Aim.
Locate the word "JSON" in the data below, then copy every line that holds it.

Provided data.
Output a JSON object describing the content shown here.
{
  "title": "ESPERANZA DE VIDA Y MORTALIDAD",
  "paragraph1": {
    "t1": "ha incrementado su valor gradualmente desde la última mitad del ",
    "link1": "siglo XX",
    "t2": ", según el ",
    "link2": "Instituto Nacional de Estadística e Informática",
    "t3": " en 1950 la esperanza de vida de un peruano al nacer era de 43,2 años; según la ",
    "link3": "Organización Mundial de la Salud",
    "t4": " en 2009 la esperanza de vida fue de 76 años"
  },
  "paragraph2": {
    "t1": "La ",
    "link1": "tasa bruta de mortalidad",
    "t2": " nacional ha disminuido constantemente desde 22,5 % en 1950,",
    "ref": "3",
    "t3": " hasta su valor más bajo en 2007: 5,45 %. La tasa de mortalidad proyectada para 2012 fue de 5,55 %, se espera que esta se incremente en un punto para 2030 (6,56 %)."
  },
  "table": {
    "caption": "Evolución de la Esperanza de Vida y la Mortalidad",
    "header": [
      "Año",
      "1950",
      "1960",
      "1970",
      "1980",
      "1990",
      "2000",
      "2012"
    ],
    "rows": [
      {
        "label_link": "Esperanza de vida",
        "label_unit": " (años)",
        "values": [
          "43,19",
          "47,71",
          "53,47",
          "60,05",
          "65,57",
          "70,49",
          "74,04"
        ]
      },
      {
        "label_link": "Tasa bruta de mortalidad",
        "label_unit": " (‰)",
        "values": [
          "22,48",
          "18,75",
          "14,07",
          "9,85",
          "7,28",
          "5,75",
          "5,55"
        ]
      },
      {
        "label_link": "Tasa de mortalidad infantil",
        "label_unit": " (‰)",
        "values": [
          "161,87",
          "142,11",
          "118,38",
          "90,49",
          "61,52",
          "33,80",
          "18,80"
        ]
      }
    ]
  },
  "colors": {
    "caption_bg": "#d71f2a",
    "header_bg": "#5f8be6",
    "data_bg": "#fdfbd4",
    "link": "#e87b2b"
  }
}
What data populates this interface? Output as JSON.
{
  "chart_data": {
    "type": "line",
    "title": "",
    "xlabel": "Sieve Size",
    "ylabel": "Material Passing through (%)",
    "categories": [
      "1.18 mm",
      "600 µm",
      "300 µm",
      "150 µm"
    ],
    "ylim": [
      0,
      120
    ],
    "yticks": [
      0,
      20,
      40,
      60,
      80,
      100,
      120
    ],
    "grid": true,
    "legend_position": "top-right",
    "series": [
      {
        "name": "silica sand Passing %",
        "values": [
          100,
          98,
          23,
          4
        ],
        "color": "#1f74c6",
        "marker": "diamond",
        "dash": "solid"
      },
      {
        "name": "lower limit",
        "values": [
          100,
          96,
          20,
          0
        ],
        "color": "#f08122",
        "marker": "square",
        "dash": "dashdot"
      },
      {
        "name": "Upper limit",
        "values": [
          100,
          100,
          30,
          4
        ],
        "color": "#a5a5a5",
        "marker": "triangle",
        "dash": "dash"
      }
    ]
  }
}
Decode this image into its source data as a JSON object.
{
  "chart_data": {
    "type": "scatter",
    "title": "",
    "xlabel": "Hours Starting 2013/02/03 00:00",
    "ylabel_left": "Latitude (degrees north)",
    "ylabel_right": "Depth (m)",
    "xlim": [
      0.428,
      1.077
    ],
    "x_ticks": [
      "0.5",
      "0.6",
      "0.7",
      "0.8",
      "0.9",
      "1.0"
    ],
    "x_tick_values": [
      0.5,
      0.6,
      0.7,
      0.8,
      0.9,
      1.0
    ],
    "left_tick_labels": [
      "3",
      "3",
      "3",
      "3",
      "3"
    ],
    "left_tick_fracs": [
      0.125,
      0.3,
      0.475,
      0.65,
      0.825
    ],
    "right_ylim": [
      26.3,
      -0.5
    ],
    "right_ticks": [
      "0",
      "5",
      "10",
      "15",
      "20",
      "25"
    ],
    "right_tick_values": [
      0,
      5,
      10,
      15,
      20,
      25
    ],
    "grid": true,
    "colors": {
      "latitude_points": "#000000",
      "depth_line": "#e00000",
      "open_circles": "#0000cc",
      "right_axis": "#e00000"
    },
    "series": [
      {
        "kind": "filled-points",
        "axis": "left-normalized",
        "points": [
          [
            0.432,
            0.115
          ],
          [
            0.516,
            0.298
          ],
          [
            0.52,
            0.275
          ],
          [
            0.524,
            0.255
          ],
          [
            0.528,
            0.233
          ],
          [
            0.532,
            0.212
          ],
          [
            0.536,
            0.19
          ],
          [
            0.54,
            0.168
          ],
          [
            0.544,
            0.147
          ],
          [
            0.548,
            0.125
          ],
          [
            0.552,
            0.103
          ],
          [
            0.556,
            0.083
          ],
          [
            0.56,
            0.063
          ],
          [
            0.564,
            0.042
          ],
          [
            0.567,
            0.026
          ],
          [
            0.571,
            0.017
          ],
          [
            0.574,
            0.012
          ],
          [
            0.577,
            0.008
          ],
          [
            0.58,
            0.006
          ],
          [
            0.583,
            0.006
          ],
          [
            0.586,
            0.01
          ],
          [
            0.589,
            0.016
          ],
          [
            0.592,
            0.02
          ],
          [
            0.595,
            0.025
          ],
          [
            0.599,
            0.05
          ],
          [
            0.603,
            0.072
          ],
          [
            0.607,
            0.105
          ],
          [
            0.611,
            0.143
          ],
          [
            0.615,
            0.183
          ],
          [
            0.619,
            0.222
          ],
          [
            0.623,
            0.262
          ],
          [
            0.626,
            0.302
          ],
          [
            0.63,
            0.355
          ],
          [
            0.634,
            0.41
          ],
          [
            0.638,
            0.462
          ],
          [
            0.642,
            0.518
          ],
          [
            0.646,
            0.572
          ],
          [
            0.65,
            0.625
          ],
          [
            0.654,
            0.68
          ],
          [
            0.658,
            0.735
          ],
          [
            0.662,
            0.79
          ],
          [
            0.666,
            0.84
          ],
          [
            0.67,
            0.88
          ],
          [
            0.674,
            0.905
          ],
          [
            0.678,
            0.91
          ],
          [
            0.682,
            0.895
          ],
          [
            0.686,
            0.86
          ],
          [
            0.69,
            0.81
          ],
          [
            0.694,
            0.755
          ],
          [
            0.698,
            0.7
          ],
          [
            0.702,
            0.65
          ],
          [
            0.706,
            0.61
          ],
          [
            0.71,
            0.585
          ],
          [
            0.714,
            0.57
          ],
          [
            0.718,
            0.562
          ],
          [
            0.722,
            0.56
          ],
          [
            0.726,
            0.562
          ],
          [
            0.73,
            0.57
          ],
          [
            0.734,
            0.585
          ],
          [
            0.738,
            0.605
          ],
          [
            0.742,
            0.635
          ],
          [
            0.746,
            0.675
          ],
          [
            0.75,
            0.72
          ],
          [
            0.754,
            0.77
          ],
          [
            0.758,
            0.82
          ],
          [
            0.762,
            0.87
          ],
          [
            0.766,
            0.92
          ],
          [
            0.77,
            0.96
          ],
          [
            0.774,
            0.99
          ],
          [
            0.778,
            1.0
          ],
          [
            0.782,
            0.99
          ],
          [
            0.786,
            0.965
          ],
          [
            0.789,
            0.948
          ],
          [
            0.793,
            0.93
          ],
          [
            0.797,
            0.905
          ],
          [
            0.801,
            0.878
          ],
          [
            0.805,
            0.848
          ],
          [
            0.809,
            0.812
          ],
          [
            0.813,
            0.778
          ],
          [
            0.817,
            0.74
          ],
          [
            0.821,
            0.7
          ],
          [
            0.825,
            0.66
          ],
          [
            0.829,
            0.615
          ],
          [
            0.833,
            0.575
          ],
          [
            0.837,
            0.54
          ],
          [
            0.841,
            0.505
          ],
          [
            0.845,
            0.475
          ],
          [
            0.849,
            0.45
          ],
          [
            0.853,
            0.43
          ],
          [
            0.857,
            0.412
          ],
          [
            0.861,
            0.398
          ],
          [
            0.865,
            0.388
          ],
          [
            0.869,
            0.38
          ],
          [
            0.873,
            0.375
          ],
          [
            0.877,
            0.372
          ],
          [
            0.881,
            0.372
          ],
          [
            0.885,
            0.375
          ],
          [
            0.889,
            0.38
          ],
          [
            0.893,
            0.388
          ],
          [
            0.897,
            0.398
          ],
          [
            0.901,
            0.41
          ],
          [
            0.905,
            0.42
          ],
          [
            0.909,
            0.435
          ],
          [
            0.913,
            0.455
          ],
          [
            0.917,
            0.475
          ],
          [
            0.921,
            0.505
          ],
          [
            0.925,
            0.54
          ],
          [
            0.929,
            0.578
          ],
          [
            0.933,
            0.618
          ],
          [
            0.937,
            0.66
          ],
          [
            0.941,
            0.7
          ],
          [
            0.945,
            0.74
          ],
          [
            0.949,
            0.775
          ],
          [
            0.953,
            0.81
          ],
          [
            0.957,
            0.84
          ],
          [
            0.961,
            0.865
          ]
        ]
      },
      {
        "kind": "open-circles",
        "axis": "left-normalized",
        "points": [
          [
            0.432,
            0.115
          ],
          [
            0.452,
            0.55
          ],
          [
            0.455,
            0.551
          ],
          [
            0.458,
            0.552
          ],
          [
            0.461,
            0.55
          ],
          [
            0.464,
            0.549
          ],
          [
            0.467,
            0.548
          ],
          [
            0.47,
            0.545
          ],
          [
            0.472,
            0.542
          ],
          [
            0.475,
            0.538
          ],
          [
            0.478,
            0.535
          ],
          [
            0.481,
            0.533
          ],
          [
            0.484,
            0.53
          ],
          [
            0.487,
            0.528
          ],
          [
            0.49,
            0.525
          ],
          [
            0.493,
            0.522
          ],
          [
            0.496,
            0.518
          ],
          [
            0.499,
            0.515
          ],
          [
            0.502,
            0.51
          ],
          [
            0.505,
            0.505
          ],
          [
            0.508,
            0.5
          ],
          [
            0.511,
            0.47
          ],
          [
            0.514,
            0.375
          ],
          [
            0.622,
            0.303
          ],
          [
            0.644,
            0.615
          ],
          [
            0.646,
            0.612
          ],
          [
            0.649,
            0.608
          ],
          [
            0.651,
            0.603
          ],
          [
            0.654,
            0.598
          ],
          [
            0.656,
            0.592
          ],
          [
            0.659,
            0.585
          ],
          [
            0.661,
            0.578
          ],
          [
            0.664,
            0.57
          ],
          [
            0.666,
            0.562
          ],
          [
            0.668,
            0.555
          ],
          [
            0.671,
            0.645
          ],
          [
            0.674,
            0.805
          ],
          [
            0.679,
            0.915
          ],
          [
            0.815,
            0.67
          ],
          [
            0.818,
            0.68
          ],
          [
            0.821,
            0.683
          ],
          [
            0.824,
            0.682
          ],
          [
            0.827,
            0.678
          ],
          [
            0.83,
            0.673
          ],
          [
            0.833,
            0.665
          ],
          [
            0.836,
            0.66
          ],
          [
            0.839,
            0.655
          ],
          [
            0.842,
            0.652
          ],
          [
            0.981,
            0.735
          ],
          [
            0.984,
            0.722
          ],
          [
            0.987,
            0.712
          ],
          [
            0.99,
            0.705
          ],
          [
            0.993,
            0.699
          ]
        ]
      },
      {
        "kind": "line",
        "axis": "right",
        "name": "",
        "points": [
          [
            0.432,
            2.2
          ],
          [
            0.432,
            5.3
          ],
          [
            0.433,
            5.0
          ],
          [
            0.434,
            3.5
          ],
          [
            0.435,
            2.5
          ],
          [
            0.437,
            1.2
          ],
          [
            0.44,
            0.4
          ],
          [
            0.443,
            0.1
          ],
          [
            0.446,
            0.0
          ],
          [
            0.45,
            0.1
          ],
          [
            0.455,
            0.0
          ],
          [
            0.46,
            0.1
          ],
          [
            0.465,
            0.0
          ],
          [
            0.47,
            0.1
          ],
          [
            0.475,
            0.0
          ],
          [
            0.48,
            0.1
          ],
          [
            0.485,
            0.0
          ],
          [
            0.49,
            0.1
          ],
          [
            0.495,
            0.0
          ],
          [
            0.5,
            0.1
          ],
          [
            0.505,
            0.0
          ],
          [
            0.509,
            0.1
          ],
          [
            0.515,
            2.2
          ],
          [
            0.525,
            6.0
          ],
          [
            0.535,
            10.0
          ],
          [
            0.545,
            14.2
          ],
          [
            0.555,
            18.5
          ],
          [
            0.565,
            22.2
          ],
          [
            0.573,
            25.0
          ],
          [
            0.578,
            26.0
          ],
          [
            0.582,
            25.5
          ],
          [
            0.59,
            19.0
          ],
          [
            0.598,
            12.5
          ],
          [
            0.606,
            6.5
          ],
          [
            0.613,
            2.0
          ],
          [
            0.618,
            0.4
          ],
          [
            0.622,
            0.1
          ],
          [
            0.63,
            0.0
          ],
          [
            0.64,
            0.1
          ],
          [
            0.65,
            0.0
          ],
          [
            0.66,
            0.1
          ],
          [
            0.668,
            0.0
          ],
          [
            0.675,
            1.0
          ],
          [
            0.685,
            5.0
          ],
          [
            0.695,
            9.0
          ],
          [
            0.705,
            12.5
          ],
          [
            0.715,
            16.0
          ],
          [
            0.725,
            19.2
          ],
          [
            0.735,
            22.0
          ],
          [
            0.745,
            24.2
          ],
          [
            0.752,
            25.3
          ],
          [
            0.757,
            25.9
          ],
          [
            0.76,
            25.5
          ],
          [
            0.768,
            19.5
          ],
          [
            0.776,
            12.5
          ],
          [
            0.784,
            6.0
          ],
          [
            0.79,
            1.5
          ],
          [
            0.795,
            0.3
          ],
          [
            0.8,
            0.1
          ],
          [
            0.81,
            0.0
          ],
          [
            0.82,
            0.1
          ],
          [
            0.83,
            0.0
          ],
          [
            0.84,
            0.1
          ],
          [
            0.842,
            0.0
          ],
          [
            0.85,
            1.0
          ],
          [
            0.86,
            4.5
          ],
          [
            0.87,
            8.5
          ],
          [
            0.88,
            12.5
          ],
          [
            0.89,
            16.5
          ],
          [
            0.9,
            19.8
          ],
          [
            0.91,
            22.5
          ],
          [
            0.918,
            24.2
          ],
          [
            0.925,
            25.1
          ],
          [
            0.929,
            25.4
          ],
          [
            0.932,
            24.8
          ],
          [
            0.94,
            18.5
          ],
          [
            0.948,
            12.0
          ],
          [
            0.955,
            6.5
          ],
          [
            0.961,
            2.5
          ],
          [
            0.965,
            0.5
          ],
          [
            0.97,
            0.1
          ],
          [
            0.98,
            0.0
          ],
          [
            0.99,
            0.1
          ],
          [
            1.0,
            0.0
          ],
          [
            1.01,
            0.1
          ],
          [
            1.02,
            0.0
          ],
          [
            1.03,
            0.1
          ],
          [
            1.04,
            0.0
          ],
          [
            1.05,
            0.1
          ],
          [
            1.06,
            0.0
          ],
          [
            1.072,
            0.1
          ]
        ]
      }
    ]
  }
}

Exercise result.
Output a JSON object describing the content shown here.
What data populates this interface? Output as JSON.
Decode this image into its source data as a JSON object.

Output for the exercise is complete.